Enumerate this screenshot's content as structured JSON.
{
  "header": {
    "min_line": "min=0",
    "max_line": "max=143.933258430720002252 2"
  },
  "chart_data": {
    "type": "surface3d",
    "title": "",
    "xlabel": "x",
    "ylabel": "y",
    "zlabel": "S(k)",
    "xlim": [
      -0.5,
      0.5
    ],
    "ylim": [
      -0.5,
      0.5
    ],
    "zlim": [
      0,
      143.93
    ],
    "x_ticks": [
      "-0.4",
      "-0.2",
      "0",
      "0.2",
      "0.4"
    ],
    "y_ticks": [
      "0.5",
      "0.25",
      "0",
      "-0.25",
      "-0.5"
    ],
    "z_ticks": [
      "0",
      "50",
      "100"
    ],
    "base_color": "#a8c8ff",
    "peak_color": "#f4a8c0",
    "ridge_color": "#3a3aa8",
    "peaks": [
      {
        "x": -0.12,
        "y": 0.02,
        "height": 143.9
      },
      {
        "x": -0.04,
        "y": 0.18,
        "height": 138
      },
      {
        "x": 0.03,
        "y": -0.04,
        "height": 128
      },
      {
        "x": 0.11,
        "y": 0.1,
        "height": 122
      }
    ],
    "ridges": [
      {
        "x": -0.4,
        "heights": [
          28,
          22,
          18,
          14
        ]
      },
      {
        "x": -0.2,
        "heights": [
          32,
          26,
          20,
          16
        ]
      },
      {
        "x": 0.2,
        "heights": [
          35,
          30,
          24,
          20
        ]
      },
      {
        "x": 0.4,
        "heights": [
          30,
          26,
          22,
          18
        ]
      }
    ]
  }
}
══════
Extract all of the data shown above and repeat it verbatim.

Enumerate this screenshot's content as structured JSON.
{
  "header": {
    "min_line": "min=0",
    "max_line": "max=143.933258430720002252 2"
  },
  "chart_data": {
    "type": "surface3d",
    "title": "",
    "xlabel": "x",
    "ylabel": "y",
    "zlabel": "S(k)",
    "xlim": [
      -0.5,
      0.5
    ],
    "ylim": [
      -0.5,
      0.5
    ],
    "zlim": [
      0,
      143.93
    ],
    "x_ticks": [
      "-0.4",
      "-0.2",
      "0",
      "0.2",
      "0.4"
    ],
    "y_ticks": [
      "0.5",
      "0.25",
      "0",
      "-0.25",
      "-0.5"
    ],
    "z_ticks": [
      "0",
      "50",
      "100"
    ],
    "base_color": "#a8c8ff",
    "peak_color": "#f4a8c0",
    "ridge_color": "#3a3aa8",
    "peaks": [
      {
        "x": -0.12,
        "y": 0.02,
        "height": 143.9
      },
      {
        "x": -0.04,
        "y": 0.18,
        "height": 138
      },
      {
        "x": 0.03,
        "y": -0.04,
        "height": 128
      },
      {
        "x": 0.11,
        "y": 0.1,
        "height": 122
      }
    ],
    "ridges": [
      {
        "x": -0.4,
        "heights": [
          28,
          22,
          18,
          14
        ]
      },
      {
        "x": -0.2,
        "heights": [
          32,
          26,
          20,
          16
        ]
      },
      {
        "x": 0.2,
        "heights": [
          35,
          30,
          24,
          20
        ]
      },
      {
        "x": 0.4,
        "heights": [
          30,
          26,
          22,
          18
        ]
      }
    ]
  }
}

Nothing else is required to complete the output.